**Supplied material**
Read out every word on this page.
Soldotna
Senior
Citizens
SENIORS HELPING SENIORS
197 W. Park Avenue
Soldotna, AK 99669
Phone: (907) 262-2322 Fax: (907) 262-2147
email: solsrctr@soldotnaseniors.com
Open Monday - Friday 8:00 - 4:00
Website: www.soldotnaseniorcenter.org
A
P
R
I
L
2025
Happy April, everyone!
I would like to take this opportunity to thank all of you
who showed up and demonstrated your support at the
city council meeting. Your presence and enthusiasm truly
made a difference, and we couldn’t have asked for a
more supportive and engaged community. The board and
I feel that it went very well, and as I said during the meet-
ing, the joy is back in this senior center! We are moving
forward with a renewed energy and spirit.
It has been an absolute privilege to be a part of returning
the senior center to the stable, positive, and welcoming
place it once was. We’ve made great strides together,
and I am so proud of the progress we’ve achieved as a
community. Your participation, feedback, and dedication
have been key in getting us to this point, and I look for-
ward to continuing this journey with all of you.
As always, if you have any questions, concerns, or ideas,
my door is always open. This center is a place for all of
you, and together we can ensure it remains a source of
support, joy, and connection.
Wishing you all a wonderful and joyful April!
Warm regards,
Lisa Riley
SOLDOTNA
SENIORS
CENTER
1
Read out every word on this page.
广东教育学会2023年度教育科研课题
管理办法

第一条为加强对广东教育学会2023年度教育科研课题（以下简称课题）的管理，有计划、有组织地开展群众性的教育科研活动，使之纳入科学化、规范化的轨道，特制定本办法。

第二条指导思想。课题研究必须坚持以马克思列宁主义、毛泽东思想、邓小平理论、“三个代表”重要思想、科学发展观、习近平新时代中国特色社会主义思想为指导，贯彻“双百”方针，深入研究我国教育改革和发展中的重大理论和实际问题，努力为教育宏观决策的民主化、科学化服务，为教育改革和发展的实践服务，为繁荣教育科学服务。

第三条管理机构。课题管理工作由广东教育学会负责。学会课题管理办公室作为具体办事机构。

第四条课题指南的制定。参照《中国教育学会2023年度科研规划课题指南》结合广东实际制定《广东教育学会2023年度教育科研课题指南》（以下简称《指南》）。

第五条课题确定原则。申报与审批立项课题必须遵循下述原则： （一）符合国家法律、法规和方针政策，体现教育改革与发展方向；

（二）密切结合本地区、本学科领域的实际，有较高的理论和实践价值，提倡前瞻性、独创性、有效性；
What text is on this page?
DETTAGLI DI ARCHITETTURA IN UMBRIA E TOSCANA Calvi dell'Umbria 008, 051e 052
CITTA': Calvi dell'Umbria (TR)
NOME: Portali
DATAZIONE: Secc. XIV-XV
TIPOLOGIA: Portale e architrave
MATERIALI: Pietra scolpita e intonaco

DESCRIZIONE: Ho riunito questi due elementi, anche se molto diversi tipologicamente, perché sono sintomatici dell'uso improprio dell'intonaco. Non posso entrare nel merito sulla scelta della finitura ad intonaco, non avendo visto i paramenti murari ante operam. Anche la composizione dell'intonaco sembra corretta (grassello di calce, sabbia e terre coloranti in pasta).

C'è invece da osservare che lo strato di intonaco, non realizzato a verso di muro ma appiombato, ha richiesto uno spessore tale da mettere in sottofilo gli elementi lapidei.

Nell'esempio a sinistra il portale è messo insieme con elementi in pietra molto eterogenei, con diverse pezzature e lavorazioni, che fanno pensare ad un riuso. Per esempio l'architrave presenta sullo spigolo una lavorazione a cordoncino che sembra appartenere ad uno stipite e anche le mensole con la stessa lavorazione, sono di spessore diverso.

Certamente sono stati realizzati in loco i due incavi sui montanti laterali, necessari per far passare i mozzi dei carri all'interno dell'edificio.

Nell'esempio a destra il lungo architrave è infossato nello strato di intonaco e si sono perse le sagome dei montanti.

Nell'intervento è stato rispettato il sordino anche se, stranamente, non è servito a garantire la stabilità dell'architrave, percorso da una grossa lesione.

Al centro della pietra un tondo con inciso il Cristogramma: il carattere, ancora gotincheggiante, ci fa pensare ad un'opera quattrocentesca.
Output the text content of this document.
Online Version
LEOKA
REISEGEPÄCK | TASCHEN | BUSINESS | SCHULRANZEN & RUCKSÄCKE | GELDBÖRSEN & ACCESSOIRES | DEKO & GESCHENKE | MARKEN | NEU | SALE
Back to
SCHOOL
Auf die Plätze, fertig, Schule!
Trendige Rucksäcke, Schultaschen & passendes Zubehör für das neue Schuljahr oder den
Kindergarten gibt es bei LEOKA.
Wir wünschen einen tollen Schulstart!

**Exercise instructions**
Repeat, word for word, every line from the line that contains "Output the text content of this document." to the end of the entries; include both of those lines and no others.

**Answer to this problem**
Output the text content of this document.
Online Version
LEOKA
REISEGEPÄCK | TASCHEN | BUSINESS | SCHULRANZEN & RUCKSÄCKE | GELDBÖRSEN & ACCESSOIRES | DEKO & GESCHENKE | MARKEN | NEU | SALE
Back to
SCHOOL
Auf die Plätze, fertig, Schule!
Trendige Rucksäcke, Schultaschen & passendes Zubehör für das neue Schuljahr oder den
Kindergarten gibt es bei LEOKA.
Wir wünschen einen tollen Schulstart!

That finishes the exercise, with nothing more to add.